Request
Without the pictures, can you quote each line below exactly?

Figure record listings:
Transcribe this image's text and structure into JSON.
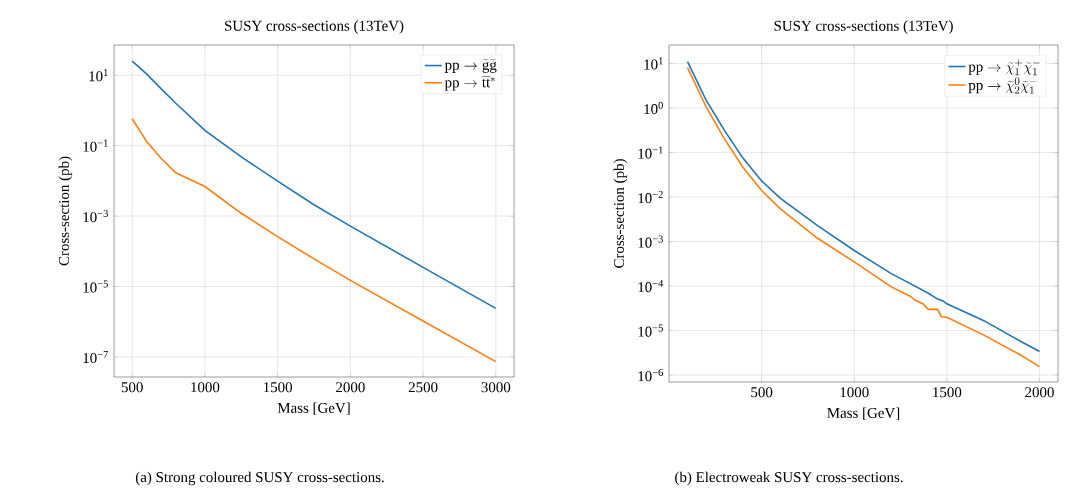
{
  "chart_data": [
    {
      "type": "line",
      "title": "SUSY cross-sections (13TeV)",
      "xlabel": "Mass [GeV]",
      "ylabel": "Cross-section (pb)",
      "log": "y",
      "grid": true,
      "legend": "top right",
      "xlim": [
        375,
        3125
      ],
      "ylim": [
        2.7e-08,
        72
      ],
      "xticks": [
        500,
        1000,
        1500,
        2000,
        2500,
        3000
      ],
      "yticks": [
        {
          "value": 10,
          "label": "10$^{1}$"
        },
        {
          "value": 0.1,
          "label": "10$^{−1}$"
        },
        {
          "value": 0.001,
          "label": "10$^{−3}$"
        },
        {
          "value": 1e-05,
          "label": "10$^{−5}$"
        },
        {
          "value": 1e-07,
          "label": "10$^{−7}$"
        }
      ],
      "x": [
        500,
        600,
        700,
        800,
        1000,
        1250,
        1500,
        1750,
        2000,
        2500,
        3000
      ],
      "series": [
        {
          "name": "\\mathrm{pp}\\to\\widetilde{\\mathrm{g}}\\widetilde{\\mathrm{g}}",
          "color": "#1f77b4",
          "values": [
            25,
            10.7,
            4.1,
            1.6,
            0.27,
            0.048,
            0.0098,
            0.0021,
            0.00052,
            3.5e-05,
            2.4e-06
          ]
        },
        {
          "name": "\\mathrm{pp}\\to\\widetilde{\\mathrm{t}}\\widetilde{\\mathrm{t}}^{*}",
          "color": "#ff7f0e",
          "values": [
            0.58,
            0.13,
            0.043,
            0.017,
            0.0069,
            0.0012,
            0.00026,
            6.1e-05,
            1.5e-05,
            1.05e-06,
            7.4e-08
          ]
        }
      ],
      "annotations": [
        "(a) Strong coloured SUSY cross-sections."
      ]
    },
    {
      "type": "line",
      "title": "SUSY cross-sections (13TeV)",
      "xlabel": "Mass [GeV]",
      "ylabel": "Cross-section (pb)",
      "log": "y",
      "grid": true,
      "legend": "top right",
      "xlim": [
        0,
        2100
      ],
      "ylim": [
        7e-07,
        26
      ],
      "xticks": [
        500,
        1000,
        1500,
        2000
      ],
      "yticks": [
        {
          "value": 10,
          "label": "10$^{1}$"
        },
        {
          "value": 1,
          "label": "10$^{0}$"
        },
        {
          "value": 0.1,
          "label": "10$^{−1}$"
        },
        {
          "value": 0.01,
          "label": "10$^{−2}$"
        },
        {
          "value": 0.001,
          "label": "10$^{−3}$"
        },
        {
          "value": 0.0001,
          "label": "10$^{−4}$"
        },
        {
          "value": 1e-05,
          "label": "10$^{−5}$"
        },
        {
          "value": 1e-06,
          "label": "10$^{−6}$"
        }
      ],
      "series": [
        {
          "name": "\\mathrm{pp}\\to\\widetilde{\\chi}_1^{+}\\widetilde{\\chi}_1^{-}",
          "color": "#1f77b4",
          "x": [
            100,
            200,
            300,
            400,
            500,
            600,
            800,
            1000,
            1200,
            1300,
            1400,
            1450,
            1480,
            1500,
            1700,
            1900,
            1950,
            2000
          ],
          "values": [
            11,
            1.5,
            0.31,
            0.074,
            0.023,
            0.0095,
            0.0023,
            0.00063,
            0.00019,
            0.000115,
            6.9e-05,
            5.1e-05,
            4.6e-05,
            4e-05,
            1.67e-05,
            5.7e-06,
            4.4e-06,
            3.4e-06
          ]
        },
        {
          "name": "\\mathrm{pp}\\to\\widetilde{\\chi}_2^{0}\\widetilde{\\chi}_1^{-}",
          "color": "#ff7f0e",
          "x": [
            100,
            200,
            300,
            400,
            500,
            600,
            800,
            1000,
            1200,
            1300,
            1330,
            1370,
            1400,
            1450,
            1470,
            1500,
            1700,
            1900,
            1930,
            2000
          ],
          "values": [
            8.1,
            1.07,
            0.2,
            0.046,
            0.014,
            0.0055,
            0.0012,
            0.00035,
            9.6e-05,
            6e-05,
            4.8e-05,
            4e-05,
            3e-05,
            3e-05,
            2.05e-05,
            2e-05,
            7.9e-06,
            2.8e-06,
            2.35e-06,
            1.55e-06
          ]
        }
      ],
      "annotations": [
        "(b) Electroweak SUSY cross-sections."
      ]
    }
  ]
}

Solved problem
Transcribe this image's text and structure into JSON.
{
  "chart_data": [
    {
      "type": "line",
      "title": "SUSY cross-sections (13TeV)",
      "xlabel": "Mass [GeV]",
      "ylabel": "Cross-section (pb)",
      "log": "y",
      "grid": true,
      "legend": "top right",
      "xlim": [
        375,
        3125
      ],
      "ylim": [
        2.7e-08,
        72
      ],
      "xticks": [
        500,
        1000,
        1500,
        2000,
        2500,
        3000
      ],
      "yticks": [
        {
          "value": 10,
          "label": "10$^{1}$"
        },
        {
          "value": 0.1,
          "label": "10$^{−1}$"
        },
        {
          "value": 0.001,
          "label": "10$^{−3}$"
        },
        {
          "value": 1e-05,
          "label": "10$^{−5}$"
        },
        {
          "value": 1e-07,
          "label": "10$^{−7}$"
        }
      ],
      "x": [
        500,
        600,
        700,
        800,
        1000,
        1250,
        1500,
        1750,
        2000,
        2500,
        3000
      ],
      "series": [
        {
          "name": "\\mathrm{pp}\\to\\widetilde{\\mathrm{g}}\\widetilde{\\mathrm{g}}",
          "color": "#1f77b4",
          "values": [
            25,
            10.7,
            4.1,
            1.6,
            0.27,
            0.048,
            0.0098,
            0.0021,
            0.00052,
            3.5e-05,
            2.4e-06
          ]
        },
        {
          "name": "\\mathrm{pp}\\to\\widetilde{\\mathrm{t}}\\widetilde{\\mathrm{t}}^{*}",
          "color": "#ff7f0e",
          "values": [
            0.58,
            0.13,
            0.043,
            0.017,
            0.0069,
            0.0012,
            0.00026,
            6.1e-05,
            1.5e-05,
            1.05e-06,
            7.4e-08
          ]
        }
      ],
      "annotations": [
        "(a) Strong coloured SUSY cross-sections."
      ]
    },
    {
      "type": "line",
      "title": "SUSY cross-sections (13TeV)",
      "xlabel": "Mass [GeV]",
      "ylabel": "Cross-section (pb)",
      "log": "y",
      "grid": true,
      "legend": "top right",
      "xlim": [
        0,
        2100
      ],
      "ylim": [
        7e-07,
        26
      ],
      "xticks": [
        500,
        1000,
        1500,
        2000
      ],
      "yticks": [
        {
          "value": 10,
          "label": "10$^{1}$"
        },
        {
          "value": 1,
          "label": "10$^{0}$"
        },
        {
          "value": 0.1,
          "label": "10$^{−1}$"
        },
        {
          "value": 0.01,
          "label": "10$^{−2}$"
        },
        {
          "value": 0.001,
          "label": "10$^{−3}$"
        },
        {
          "value": 0.0001,
          "label": "10$^{−4}$"
        },
        {
          "value": 1e-05,
          "label": "10$^{−5}$"
        },
        {
          "value": 1e-06,
          "label": "10$^{−6}$"
        }
      ],
      "series": [
        {
          "name": "\\mathrm{pp}\\to\\widetilde{\\chi}_1^{+}\\widetilde{\\chi}_1^{-}",
          "color": "#1f77b4",
          "x": [
            100,
            200,
            300,
            400,
            500,
            600,
            800,
            1000,
            1200,
            1300,
            1400,
            1450,
            1480,
            1500,
            1700,
            1900,
            1950,
            2000
          ],
          "values": [
            11,
            1.5,
            0.31,
            0.074,
            0.023,
            0.0095,
            0.0023,
            0.00063,
            0.00019,
            0.000115,
            6.9e-05,
            5.1e-05,
            4.6e-05,
            4e-05,
            1.67e-05,
            5.7e-06,
            4.4e-06,
            3.4e-06
          ]
        },
        {
          "name": "\\mathrm{pp}\\to\\widetilde{\\chi}_2^{0}\\widetilde{\\chi}_1^{-}",
          "color": "#ff7f0e",
          "x": [
            100,
            200,
            300,
            400,
            500,
            600,
            800,
            1000,
            1200,
            1300,
            1330,
            1370,
            1400,
            1450,
            1470,
            1500,
            1700,
            1900,
            1930,
            2000
          ],
          "values": [
            8.1,
            1.07,
            0.2,
            0.046,
            0.014,
            0.0055,
            0.0012,
            0.00035,
            9.6e-05,
            6e-05,
            4.8e-05,
            4e-05,
            3e-05,
            3e-05,
            2.05e-05,
            2e-05,
            7.9e-06,
            2.8e-06,
            2.35e-06,
            1.55e-06
          ]
        }
      ],
      "annotations": [
        "(b) Electroweak SUSY cross-sections."
      ]
    }
  ]
}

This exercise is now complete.